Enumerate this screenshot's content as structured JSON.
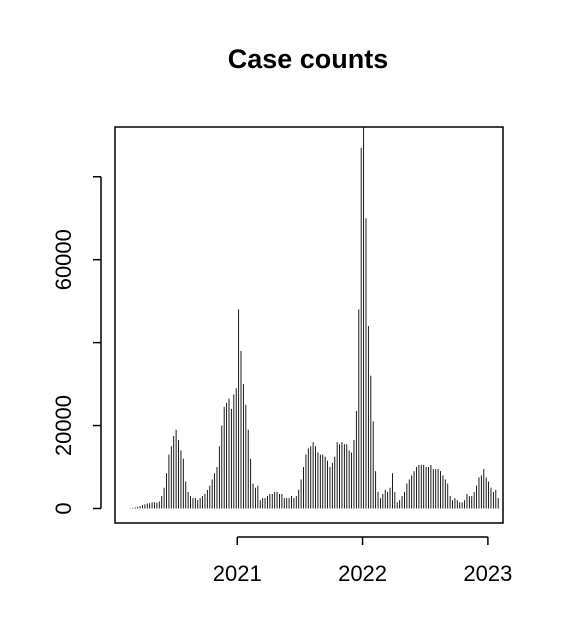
{
  "chart_data": {
    "type": "bar",
    "title": "Case counts",
    "xlabel": "",
    "ylabel": "",
    "grid": false,
    "legend": "none",
    "bar_color": "#000000",
    "x_ticks": [
      {
        "date": "2021-01-01",
        "label": "2021"
      },
      {
        "date": "2022-01-01",
        "label": "2022"
      },
      {
        "date": "2023-01-01",
        "label": "2023"
      }
    ],
    "y_ticks": [
      {
        "value": 0,
        "label": "0"
      },
      {
        "value": 20000,
        "label": "20000"
      },
      {
        "value": 60000,
        "label": "60000"
      }
    ],
    "y_unlabeled_ticks": [
      40000,
      80000
    ],
    "xlim": [
      "2020-01-11",
      "2023-02-14"
    ],
    "ylim": [
      -3500,
      92000
    ],
    "series": [
      {
        "x": [
          "2020-02-25",
          "2020-03-03",
          "2020-03-10",
          "2020-03-17",
          "2020-03-24",
          "2020-03-31",
          "2020-04-07",
          "2020-04-14",
          "2020-04-21",
          "2020-04-28",
          "2020-05-05",
          "2020-05-12",
          "2020-05-19",
          "2020-05-26",
          "2020-06-02",
          "2020-06-09",
          "2020-06-16",
          "2020-06-23",
          "2020-06-30",
          "2020-07-07",
          "2020-07-14",
          "2020-07-21",
          "2020-07-28",
          "2020-08-04",
          "2020-08-11",
          "2020-08-18",
          "2020-08-25",
          "2020-09-01",
          "2020-09-08",
          "2020-09-15",
          "2020-09-22",
          "2020-09-29",
          "2020-10-06",
          "2020-10-13",
          "2020-10-20",
          "2020-10-27",
          "2020-11-03",
          "2020-11-10",
          "2020-11-17",
          "2020-11-24",
          "2020-12-01",
          "2020-12-08",
          "2020-12-15",
          "2020-12-22",
          "2020-12-29",
          "2021-01-05",
          "2021-01-12",
          "2021-01-19",
          "2021-01-26",
          "2021-02-02",
          "2021-02-09",
          "2021-02-16",
          "2021-02-23",
          "2021-03-02",
          "2021-03-09",
          "2021-03-16",
          "2021-03-23",
          "2021-03-30",
          "2021-04-06",
          "2021-04-13",
          "2021-04-20",
          "2021-04-27",
          "2021-05-04",
          "2021-05-11",
          "2021-05-18",
          "2021-05-25",
          "2021-06-01",
          "2021-06-08",
          "2021-06-15",
          "2021-06-22",
          "2021-06-29",
          "2021-07-06",
          "2021-07-13",
          "2021-07-20",
          "2021-07-27",
          "2021-08-03",
          "2021-08-10",
          "2021-08-17",
          "2021-08-24",
          "2021-08-31",
          "2021-09-07",
          "2021-09-14",
          "2021-09-21",
          "2021-09-28",
          "2021-10-05",
          "2021-10-12",
          "2021-10-19",
          "2021-10-26",
          "2021-11-02",
          "2021-11-09",
          "2021-11-16",
          "2021-11-23",
          "2021-11-30",
          "2021-12-07",
          "2021-12-14",
          "2021-12-21",
          "2021-12-28",
          "2022-01-04",
          "2022-01-11",
          "2022-01-18",
          "2022-01-25",
          "2022-02-01",
          "2022-02-08",
          "2022-02-15",
          "2022-02-22",
          "2022-03-01",
          "2022-03-08",
          "2022-03-15",
          "2022-03-22",
          "2022-03-29",
          "2022-04-05",
          "2022-04-12",
          "2022-04-19",
          "2022-04-26",
          "2022-05-03",
          "2022-05-10",
          "2022-05-17",
          "2022-05-24",
          "2022-05-31",
          "2022-06-07",
          "2022-06-14",
          "2022-06-21",
          "2022-06-28",
          "2022-07-05",
          "2022-07-12",
          "2022-07-19",
          "2022-07-26",
          "2022-08-02",
          "2022-08-09",
          "2022-08-16",
          "2022-08-23",
          "2022-08-30",
          "2022-09-06",
          "2022-09-13",
          "2022-09-20",
          "2022-09-27",
          "2022-10-04",
          "2022-10-11",
          "2022-10-18",
          "2022-10-25",
          "2022-11-01",
          "2022-11-08",
          "2022-11-15",
          "2022-11-22",
          "2022-11-29",
          "2022-12-06",
          "2022-12-13",
          "2022-12-20",
          "2022-12-27",
          "2023-01-03",
          "2023-01-10",
          "2023-01-17",
          "2023-01-24",
          "2023-01-31"
        ],
        "values": [
          100,
          150,
          250,
          400,
          600,
          800,
          1000,
          1200,
          1300,
          1500,
          1500,
          1400,
          1700,
          3000,
          5000,
          8500,
          13000,
          15000,
          17500,
          19000,
          16500,
          14000,
          12000,
          6500,
          4000,
          3000,
          2500,
          2500,
          2000,
          2500,
          3000,
          3500,
          4500,
          5500,
          7000,
          8500,
          10000,
          15000,
          20000,
          24500,
          25500,
          26500,
          24000,
          27500,
          29000,
          48000,
          38000,
          30000,
          25000,
          19000,
          12000,
          6000,
          5000,
          5500,
          2000,
          2500,
          2500,
          3000,
          3500,
          3500,
          4000,
          4000,
          3500,
          3500,
          2500,
          2500,
          2500,
          3000,
          2500,
          3000,
          4500,
          7000,
          10000,
          13000,
          14500,
          15000,
          16000,
          15000,
          13500,
          13000,
          13000,
          12500,
          11500,
          10000,
          11000,
          12500,
          16000,
          15500,
          16000,
          15500,
          15500,
          14000,
          13500,
          16500,
          23500,
          48000,
          87000,
          92000,
          70000,
          44000,
          32000,
          21000,
          9000,
          4000,
          2500,
          3500,
          4500,
          4000,
          5000,
          8500,
          4000,
          1500,
          2000,
          3000,
          4000,
          6000,
          7000,
          8000,
          9000,
          10000,
          10500,
          10500,
          10500,
          10000,
          10000,
          10500,
          9500,
          9500,
          9500,
          9000,
          8000,
          7000,
          6000,
          3000,
          2000,
          2500,
          2000,
          1500,
          1500,
          2000,
          3500,
          3000,
          3000,
          4000,
          5500,
          7500,
          8000,
          9500,
          7500,
          6500,
          5000,
          4000,
          4500,
          2500
        ]
      }
    ]
  }
}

※

Return the entries unchanged, save for the pictures, which do not belong in the copy.

Enumerate this screenshot's content as structured JSON.
{
  "chart_data": {
    "type": "bar",
    "title": "Case counts",
    "xlabel": "",
    "ylabel": "",
    "grid": false,
    "legend": "none",
    "bar_color": "#000000",
    "x_ticks": [
      {
        "date": "2021-01-01",
        "label": "2021"
      },
      {
        "date": "2022-01-01",
        "label": "2022"
      },
      {
        "date": "2023-01-01",
        "label": "2023"
      }
    ],
    "y_ticks": [
      {
        "value": 0,
        "label": "0"
      },
      {
        "value": 20000,
        "label": "20000"
      },
      {
        "value": 60000,
        "label": "60000"
      }
    ],
    "y_unlabeled_ticks": [
      40000,
      80000
    ],
    "xlim": [
      "2020-01-11",
      "2023-02-14"
    ],
    "ylim": [
      -3500,
      92000
    ],
    "series": [
      {
        "x": [
          "2020-02-25",
          "2020-03-03",
          "2020-03-10",
          "2020-03-17",
          "2020-03-24",
          "2020-03-31",
          "2020-04-07",
          "2020-04-14",
          "2020-04-21",
          "2020-04-28",
          "2020-05-05",
          "2020-05-12",
          "2020-05-19",
          "2020-05-26",
          "2020-06-02",
          "2020-06-09",
          "2020-06-16",
          "2020-06-23",
          "2020-06-30",
          "2020-07-07",
          "2020-07-14",
          "2020-07-21",
          "2020-07-28",
          "2020-08-04",
          "2020-08-11",
          "2020-08-18",
          "2020-08-25",
          "2020-09-01",
          "2020-09-08",
          "2020-09-15",
          "2020-09-22",
          "2020-09-29",
          "2020-10-06",
          "2020-10-13",
          "2020-10-20",
          "2020-10-27",
          "2020-11-03",
          "2020-11-10",
          "2020-11-17",
          "2020-11-24",
          "2020-12-01",
          "2020-12-08",
          "2020-12-15",
          "2020-12-22",
          "2020-12-29",
          "2021-01-05",
          "2021-01-12",
          "2021-01-19",
          "2021-01-26",
          "2021-02-02",
          "2021-02-09",
          "2021-02-16",
          "2021-02-23",
          "2021-03-02",
          "2021-03-09",
          "2021-03-16",
          "2021-03-23",
          "2021-03-30",
          "2021-04-06",
          "2021-04-13",
          "2021-04-20",
          "2021-04-27",
          "2021-05-04",
          "2021-05-11",
          "2021-05-18",
          "2021-05-25",
          "2021-06-01",
          "2021-06-08",
          "2021-06-15",
          "2021-06-22",
          "2021-06-29",
          "2021-07-06",
          "2021-07-13",
          "2021-07-20",
          "2021-07-27",
          "2021-08-03",
          "2021-08-10",
          "2021-08-17",
          "2021-08-24",
          "2021-08-31",
          "2021-09-07",
          "2021-09-14",
          "2021-09-21",
          "2021-09-28",
          "2021-10-05",
          "2021-10-12",
          "2021-10-19",
          "2021-10-26",
          "2021-11-02",
          "2021-11-09",
          "2021-11-16",
          "2021-11-23",
          "2021-11-30",
          "2021-12-07",
          "2021-12-14",
          "2021-12-21",
          "2021-12-28",
          "2022-01-04",
          "2022-01-11",
          "2022-01-18",
          "2022-01-25",
          "2022-02-01",
          "2022-02-08",
          "2022-02-15",
          "2022-02-22",
          "2022-03-01",
          "2022-03-08",
          "2022-03-15",
          "2022-03-22",
          "2022-03-29",
          "2022-04-05",
          "2022-04-12",
          "2022-04-19",
          "2022-04-26",
          "2022-05-03",
          "2022-05-10",
          "2022-05-17",
          "2022-05-24",
          "2022-05-31",
          "2022-06-07",
          "2022-06-14",
          "2022-06-21",
          "2022-06-28",
          "2022-07-05",
          "2022-07-12",
          "2022-07-19",
          "2022-07-26",
          "2022-08-02",
          "2022-08-09",
          "2022-08-16",
          "2022-08-23",
          "2022-08-30",
          "2022-09-06",
          "2022-09-13",
          "2022-09-20",
          "2022-09-27",
          "2022-10-04",
          "2022-10-11",
          "2022-10-18",
          "2022-10-25",
          "2022-11-01",
          "2022-11-08",
          "2022-11-15",
          "2022-11-22",
          "2022-11-29",
          "2022-12-06",
          "2022-12-13",
          "2022-12-20",
          "2022-12-27",
          "2023-01-03",
          "2023-01-10",
          "2023-01-17",
          "2023-01-24",
          "2023-01-31"
        ],
        "values": [
          100,
          150,
          250,
          400,
          600,
          800,
          1000,
          1200,
          1300,
          1500,
          1500,
          1400,
          1700,
          3000,
          5000,
          8500,
          13000,
          15000,
          17500,
          19000,
          16500,
          14000,
          12000,
          6500,
          4000,
          3000,
          2500,
          2500,
          2000,
          2500,
          3000,
          3500,
          4500,
          5500,
          7000,
          8500,
          10000,
          15000,
          20000,
          24500,
          25500,
          26500,
          24000,
          27500,
          29000,
          48000,
          38000,
          30000,
          25000,
          19000,
          12000,
          6000,
          5000,
          5500,
          2000,
          2500,
          2500,
          3000,
          3500,
          3500,
          4000,
          4000,
          3500,
          3500,
          2500,
          2500,
          2500,
          3000,
          2500,
          3000,
          4500,
          7000,
          10000,
          13000,
          14500,
          15000,
          16000,
          15000,
          13500,
          13000,
          13000,
          12500,
          11500,
          10000,
          11000,
          12500,
          16000,
          15500,
          16000,
          15500,
          15500,
          14000,
          13500,
          16500,
          23500,
          48000,
          87000,
          92000,
          70000,
          44000,
          32000,
          21000,
          9000,
          4000,
          2500,
          3500,
          4500,
          4000,
          5000,
          8500,
          4000,
          1500,
          2000,
          3000,
          4000,
          6000,
          7000,
          8000,
          9000,
          10000,
          10500,
          10500,
          10500,
          10000,
          10000,
          10500,
          9500,
          9500,
          9500,
          9000,
          8000,
          7000,
          6000,
          3000,
          2000,
          2500,
          2000,
          1500,
          1500,
          2000,
          3500,
          3000,
          3000,
          4000,
          5500,
          7500,
          8000,
          9500,
          7500,
          6500,
          5000,
          4000,
          4500,
          2500
        ]
      }
    ]
  }
}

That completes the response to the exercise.